- [TEXT EXCERPT]:
— begin —
A treasure hunt, which saw over 100 people searching for a 10oz gold bullion worth around £9,000 across East Lincolnshire, has been won by a couple from near Market Rasen
When Sue Blackburn suggested to her husband Mick that she would like the to enter The Riddle of the Marshes treasure hunt, organised by the Lincolnshire Coastal Grazing Marshes Project, neither of them thought that they would go on to win it.
The innovative treasure hunt was launched in May and posed the question, ‘is grass worth more than gold?’ with participants learning about Lincolnshire’s coastal grazing marshes in order to unlock a vault containing the gold.
Mr Blackburn said: “When Sue saw this treasure hunt we thought that we would have a go as it is the sort of thing that we enjoy doing, but we never thought that we would win – we never win anything. It was just a bit on fun. I think we are both still in shock.
“I have no idea what we will do with the gold as we didn’t think that we would win it so didn’t think about that. We have already put it in the bank, but apart from that we don’t know yet.”
Treasure hunters were given six months to find the answers to a riddle which would unlock a vault containing the gold. The treasure hunt was thought up by project officer Joe Blissett as a novel way of encouraging people to learn about and explore local wildlife and history by solving clues based around myths, mysteries, folklore and the rich cultural heritage of the Lincolnshire Coastal Grazing Marshes which stretch from Grimsby to Gibraltar Point.
— end —
- [RECORDS]:
— begin —
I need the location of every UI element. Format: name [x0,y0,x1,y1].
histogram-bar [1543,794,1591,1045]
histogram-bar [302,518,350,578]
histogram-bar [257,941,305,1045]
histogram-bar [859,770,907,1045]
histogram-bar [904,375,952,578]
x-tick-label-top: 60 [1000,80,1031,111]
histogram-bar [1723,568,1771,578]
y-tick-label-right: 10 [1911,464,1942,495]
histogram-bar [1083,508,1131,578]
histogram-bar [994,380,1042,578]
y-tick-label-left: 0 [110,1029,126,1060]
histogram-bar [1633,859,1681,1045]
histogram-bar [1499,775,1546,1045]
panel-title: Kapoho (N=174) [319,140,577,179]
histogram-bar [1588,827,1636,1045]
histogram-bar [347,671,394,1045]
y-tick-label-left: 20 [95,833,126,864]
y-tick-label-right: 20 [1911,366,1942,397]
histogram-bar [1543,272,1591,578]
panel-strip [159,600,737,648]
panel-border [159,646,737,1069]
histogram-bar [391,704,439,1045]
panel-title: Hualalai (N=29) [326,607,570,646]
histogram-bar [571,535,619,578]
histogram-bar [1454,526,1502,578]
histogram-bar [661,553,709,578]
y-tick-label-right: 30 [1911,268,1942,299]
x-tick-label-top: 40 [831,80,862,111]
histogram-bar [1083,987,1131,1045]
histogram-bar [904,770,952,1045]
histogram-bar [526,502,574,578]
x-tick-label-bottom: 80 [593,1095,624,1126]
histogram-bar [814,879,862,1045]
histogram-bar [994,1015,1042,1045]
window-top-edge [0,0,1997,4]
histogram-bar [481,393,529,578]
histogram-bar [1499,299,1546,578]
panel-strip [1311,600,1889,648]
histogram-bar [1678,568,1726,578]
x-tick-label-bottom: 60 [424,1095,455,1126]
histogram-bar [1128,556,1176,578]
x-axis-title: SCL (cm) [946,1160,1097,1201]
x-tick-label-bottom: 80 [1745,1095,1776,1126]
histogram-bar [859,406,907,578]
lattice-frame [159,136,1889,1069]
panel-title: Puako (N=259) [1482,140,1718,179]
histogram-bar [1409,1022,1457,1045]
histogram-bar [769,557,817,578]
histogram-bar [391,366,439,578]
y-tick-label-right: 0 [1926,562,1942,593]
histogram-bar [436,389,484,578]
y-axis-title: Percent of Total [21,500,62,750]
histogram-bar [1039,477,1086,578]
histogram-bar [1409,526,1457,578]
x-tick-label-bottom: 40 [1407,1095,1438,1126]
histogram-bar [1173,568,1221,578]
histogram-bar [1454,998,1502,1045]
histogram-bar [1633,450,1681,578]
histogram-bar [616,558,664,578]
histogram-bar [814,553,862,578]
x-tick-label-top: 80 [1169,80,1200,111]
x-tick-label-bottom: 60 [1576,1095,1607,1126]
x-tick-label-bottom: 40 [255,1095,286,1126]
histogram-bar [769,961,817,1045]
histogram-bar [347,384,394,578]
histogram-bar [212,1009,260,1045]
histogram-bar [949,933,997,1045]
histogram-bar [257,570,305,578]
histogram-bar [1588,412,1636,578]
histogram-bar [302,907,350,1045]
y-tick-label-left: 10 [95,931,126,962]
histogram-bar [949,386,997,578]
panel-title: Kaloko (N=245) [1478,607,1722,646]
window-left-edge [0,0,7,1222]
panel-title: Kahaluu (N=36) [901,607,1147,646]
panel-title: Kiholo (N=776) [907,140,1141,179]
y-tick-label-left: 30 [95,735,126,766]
— end —
- [WORK TO COMPLETE]:
1) In the treasure hunt article, how long did treasure hunters have to find the answers to the riddle?
2) Write out the part of the treasure hunt article from "A treasure hunt, which" up to and including "still in shock.".
3) Continue the treasure hunt article from where it stops.

- [REPLIES]:
1) Six months.

2)
A treasure hunt, which saw over 100 people searching for a 10oz gold bullion worth around £9,000 across East Lincolnshire, has been won by a couple from near Market Rasen
When Sue Blackburn suggested to her husband Mick that she would like the to enter The Riddle of the Marshes treasure hunt, organised by the Lincolnshire Coastal Grazing Marshes Project, neither of them thought that they would go on to win it.
The innovative treasure hunt was launched in May and posed the question, ‘is grass worth more than gold?’ with participants learning about Lincolnshire’s coastal grazing marshes in order to unlock a vault containing the gold.
Mr Blackburn said: “When Sue saw this treasure hunt we thought that we would have a go as it is the sort of thing that we enjoy doing, but we never thought that we would win – we never win anything. It was just a bit on fun. I think we are both still in shock.

3)
He said: “Lincolnshire’s Coastal Grazing Marshes helped bring prosperity and global links to this little known corner of England, in fact East Lindsey has an awful lot of history behind the landscape we see today and one which is also incredibly important to wildlife throughout the seasons. Without an understanding of what we’ve got, we’re in danger of losing it forever through changes in farming and an increasing population. The prospect of winning the gold bullion has helped us to promote the area’s extraordinary history and wonderful natural environment to residents and visitors alike.”
The project put the county back on the global stage, with packs being sold to people from across Europe as well as Canada, USA and Thailand, helping to raise the profile of the landscape’s fascinating history, dialect and wildlife, protecting the threatened rural landscape.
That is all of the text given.